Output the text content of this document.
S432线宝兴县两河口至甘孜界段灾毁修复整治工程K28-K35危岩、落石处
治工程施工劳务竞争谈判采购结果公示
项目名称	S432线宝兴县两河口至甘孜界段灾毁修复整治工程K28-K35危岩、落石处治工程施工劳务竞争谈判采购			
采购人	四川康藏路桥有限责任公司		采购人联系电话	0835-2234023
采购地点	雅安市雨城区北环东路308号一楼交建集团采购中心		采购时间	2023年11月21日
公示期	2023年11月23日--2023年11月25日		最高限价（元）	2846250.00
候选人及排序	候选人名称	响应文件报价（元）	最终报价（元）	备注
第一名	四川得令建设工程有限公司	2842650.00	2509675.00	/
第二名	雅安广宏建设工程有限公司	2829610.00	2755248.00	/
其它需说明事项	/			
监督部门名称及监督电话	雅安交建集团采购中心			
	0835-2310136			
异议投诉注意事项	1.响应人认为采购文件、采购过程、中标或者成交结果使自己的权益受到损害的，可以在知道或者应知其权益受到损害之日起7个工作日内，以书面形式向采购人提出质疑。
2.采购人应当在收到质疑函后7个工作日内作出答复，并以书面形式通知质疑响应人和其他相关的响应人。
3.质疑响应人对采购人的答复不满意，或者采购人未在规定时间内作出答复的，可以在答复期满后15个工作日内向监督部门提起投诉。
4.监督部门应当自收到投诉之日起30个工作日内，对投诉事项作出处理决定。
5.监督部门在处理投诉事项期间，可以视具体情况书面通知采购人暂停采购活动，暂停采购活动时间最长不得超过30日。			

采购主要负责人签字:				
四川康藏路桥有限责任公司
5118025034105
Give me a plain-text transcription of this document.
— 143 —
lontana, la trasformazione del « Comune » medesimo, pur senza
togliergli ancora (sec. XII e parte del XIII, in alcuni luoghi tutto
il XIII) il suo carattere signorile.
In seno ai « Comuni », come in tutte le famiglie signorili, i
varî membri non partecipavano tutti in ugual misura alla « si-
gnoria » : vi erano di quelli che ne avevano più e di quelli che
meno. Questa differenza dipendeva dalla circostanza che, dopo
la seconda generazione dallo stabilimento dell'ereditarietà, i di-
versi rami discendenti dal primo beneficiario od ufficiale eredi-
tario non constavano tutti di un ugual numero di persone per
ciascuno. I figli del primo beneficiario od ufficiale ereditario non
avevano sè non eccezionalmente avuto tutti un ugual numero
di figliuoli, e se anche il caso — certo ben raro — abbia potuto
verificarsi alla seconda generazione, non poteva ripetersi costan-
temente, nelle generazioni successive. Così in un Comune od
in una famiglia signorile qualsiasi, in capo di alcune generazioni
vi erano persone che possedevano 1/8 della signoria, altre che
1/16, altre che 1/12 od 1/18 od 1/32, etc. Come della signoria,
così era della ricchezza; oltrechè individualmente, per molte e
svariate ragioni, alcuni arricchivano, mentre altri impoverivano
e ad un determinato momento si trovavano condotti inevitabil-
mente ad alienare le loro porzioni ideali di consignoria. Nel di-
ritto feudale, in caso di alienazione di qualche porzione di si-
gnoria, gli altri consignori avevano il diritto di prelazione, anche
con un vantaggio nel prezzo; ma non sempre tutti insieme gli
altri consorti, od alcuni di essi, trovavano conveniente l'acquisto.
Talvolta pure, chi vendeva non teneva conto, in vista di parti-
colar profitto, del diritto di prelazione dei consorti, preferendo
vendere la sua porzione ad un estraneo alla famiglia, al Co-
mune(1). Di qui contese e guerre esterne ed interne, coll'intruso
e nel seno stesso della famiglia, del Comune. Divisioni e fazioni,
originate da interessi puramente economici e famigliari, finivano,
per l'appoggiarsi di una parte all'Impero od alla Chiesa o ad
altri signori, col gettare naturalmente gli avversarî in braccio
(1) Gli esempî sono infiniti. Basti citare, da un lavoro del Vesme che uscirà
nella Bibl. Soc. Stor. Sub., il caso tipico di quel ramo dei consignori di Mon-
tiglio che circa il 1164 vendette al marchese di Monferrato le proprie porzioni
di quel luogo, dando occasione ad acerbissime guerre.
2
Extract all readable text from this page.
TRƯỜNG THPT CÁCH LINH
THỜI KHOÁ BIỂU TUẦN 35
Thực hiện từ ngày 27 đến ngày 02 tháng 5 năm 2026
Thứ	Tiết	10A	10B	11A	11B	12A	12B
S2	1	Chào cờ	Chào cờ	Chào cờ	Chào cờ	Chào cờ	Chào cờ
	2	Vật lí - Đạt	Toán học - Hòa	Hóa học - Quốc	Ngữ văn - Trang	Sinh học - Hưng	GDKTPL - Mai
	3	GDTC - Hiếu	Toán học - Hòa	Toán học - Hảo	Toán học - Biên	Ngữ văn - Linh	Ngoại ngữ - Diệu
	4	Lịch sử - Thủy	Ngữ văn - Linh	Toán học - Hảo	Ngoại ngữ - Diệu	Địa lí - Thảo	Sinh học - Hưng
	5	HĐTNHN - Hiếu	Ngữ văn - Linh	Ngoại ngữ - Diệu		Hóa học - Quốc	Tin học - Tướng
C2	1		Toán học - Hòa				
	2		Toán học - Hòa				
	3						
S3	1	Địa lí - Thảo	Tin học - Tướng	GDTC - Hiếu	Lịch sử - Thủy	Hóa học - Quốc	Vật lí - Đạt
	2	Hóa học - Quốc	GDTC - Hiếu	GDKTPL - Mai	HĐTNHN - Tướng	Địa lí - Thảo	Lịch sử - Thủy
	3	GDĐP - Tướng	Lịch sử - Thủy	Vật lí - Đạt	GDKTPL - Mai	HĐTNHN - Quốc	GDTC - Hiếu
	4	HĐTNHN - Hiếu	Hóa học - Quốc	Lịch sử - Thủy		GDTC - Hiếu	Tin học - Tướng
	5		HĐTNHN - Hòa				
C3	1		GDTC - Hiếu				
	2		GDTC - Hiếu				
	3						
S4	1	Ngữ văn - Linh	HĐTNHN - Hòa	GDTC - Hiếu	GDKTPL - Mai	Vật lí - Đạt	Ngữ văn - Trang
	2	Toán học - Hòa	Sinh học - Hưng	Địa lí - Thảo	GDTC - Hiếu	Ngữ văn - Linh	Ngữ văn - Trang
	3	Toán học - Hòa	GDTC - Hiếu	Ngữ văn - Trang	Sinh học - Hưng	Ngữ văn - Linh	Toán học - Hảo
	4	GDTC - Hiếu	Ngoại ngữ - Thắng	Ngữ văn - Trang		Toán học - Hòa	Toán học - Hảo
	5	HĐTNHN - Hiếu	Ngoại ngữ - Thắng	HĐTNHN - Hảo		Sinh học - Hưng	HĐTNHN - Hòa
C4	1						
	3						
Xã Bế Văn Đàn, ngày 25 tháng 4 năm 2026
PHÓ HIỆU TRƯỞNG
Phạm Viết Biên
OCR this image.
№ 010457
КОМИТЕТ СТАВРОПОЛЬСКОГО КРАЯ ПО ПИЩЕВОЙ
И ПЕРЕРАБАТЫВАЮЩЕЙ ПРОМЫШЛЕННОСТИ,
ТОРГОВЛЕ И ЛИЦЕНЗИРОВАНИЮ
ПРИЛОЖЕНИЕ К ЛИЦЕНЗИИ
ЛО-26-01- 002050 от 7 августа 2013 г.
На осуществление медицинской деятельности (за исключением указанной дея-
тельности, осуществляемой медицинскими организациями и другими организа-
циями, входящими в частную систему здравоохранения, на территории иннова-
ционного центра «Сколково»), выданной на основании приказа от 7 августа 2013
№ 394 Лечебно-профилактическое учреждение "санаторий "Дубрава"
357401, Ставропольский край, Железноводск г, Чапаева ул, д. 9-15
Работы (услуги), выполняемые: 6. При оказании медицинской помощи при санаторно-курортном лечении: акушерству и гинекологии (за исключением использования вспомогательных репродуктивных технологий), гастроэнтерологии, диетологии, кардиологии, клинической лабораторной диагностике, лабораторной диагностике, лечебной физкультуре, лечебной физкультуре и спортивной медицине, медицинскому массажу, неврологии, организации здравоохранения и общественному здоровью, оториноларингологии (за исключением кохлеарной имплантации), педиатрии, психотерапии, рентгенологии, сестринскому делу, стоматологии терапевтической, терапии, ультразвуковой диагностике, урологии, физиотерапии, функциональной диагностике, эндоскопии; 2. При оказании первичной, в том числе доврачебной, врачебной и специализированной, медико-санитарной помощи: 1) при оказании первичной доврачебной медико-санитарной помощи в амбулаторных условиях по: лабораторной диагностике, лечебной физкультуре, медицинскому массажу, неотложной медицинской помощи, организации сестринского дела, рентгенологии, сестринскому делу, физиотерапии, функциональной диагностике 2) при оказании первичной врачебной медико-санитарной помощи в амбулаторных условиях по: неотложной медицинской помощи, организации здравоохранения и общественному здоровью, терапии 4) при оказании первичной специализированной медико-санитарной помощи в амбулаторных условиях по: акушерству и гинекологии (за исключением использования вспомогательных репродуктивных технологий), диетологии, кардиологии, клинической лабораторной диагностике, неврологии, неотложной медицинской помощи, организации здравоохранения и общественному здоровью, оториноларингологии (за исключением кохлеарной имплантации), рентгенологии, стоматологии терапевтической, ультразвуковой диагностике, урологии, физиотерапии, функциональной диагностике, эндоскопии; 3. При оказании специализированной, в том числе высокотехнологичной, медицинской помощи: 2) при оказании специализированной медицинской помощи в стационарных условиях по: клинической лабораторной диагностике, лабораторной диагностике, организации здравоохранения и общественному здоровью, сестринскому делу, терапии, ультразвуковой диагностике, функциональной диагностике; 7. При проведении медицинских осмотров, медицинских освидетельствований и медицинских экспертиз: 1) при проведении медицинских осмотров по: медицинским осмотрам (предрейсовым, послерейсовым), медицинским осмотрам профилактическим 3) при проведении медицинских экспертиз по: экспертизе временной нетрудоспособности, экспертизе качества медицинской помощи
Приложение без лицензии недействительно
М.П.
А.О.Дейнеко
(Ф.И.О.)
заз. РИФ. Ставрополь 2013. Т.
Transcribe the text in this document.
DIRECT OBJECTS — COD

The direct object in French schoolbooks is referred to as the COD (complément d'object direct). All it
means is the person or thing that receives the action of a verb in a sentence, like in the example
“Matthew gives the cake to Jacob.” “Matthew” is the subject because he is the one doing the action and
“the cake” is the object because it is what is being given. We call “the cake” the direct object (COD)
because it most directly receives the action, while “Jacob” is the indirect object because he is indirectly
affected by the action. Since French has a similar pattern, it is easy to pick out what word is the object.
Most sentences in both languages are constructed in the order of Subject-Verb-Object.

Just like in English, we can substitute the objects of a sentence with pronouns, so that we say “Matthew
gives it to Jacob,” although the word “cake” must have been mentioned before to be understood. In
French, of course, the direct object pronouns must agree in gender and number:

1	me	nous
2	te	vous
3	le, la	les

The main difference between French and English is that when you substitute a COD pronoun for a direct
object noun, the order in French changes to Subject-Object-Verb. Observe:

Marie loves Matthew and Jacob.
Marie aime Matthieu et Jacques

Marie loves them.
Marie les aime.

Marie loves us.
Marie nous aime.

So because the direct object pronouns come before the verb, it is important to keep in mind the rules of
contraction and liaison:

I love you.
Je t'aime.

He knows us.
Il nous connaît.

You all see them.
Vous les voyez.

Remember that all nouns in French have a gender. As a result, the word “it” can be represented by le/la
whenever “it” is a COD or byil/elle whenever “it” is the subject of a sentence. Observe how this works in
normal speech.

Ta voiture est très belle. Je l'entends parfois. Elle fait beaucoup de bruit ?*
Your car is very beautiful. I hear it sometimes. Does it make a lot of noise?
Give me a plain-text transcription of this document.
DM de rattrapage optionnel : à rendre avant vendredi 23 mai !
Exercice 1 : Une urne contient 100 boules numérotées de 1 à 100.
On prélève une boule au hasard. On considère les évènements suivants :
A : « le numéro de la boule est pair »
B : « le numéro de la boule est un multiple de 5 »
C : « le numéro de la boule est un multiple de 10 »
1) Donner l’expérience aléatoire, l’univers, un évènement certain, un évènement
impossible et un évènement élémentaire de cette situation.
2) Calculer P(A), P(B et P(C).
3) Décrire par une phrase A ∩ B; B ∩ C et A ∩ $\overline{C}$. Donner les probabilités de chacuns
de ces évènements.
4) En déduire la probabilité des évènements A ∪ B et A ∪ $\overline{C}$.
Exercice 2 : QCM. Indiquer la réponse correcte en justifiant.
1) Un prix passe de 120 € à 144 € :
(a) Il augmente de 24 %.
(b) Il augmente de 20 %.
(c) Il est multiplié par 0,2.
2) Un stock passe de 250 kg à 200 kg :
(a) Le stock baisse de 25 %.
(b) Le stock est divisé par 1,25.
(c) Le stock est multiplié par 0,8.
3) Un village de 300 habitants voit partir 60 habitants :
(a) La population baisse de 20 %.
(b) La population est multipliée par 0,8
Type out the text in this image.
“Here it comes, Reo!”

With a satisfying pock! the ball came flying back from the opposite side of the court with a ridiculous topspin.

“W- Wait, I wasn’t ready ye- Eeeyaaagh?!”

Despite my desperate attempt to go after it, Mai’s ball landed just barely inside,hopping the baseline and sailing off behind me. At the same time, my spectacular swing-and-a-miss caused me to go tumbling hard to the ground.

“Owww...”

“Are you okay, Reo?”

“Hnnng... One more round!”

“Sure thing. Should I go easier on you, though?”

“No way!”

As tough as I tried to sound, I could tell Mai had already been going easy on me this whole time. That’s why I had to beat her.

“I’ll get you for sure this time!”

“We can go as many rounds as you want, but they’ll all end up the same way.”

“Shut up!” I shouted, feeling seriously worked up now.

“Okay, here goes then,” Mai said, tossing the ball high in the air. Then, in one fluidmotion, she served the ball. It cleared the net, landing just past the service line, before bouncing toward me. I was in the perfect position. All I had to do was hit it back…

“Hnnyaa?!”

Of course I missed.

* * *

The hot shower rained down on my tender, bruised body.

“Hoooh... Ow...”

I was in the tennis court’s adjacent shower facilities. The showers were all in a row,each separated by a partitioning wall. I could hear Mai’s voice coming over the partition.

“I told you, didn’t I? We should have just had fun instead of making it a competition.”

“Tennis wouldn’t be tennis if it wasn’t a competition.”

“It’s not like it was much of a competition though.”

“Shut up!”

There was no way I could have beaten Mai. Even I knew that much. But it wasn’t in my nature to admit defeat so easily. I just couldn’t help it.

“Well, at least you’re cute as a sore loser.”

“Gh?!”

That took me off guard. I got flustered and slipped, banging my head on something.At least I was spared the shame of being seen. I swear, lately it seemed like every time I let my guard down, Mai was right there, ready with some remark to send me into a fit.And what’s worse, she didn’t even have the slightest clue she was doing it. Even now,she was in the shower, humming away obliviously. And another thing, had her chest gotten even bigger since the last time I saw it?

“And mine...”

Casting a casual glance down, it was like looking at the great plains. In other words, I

========================================

- _AIM_
State how many lines of the data include the word "Shut", with nothing else.

- _OUTPUT FOR THIS TASK_
2